▶ _WHAT TO WORK ON_
Return a copy of every line in the records that includes the word "this".

▶ _ENTRIES SHOWN_
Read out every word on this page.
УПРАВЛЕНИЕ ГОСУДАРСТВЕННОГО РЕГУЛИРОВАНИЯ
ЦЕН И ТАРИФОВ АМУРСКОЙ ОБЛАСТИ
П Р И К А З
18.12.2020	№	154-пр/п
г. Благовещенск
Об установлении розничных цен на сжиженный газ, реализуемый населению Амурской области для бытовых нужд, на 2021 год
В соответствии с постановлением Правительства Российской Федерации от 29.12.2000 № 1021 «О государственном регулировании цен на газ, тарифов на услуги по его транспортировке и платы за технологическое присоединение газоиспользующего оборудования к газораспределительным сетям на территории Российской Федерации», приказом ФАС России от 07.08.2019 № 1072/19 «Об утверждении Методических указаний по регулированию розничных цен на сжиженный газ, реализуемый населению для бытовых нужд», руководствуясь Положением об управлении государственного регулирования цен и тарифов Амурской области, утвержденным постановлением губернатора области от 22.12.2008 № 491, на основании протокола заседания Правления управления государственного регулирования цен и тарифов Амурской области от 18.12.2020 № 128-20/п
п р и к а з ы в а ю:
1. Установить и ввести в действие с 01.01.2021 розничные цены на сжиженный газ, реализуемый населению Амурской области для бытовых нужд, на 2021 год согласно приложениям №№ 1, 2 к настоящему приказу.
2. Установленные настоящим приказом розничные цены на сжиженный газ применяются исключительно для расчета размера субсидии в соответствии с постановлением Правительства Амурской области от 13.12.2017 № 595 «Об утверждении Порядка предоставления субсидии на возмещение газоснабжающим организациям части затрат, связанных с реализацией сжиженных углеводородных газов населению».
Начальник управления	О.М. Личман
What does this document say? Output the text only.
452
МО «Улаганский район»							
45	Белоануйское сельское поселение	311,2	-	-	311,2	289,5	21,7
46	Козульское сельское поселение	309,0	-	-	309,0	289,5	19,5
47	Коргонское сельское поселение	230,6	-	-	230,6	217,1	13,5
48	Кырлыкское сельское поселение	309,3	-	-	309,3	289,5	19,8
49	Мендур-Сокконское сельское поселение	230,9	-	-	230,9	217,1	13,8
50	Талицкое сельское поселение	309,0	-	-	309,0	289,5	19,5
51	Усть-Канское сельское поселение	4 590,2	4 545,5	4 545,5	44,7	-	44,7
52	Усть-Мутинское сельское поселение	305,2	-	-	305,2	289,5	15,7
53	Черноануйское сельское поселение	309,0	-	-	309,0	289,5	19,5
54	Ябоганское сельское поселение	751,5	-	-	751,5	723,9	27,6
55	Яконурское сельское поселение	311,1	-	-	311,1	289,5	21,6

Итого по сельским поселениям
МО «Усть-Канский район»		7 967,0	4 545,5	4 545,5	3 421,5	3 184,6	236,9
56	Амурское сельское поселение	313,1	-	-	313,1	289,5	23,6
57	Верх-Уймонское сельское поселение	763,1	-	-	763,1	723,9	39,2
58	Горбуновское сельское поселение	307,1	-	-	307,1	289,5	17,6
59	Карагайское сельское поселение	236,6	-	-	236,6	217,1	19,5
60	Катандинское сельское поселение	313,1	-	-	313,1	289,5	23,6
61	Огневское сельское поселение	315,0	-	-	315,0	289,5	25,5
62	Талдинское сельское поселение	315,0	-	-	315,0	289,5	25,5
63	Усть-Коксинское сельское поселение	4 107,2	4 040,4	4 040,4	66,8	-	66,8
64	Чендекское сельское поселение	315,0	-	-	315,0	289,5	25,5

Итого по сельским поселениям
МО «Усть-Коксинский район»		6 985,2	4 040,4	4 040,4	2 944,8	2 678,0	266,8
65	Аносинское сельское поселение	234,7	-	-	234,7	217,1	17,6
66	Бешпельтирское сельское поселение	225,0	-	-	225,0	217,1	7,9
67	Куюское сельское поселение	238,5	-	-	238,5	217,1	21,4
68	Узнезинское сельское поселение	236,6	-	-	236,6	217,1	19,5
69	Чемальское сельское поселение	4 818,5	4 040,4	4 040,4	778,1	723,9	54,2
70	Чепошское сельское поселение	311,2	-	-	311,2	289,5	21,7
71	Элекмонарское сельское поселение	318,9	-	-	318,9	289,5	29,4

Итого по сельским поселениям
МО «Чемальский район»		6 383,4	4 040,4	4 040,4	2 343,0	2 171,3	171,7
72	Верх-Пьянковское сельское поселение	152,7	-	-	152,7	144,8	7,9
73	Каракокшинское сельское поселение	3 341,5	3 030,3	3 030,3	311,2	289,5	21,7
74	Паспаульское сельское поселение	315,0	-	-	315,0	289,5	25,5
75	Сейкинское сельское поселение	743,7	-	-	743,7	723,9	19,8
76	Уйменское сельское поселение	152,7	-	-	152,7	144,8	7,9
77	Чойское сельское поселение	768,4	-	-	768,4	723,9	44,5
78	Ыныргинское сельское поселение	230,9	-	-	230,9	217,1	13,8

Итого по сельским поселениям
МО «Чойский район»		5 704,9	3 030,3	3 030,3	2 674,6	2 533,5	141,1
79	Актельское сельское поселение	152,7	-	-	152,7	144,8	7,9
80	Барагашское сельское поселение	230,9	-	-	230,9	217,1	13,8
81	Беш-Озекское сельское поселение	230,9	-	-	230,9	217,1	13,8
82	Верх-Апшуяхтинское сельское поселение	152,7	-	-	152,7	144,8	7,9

▶ _ANSWER IN FULL_
Read out every word on this page.
What does this document say? Output the text only.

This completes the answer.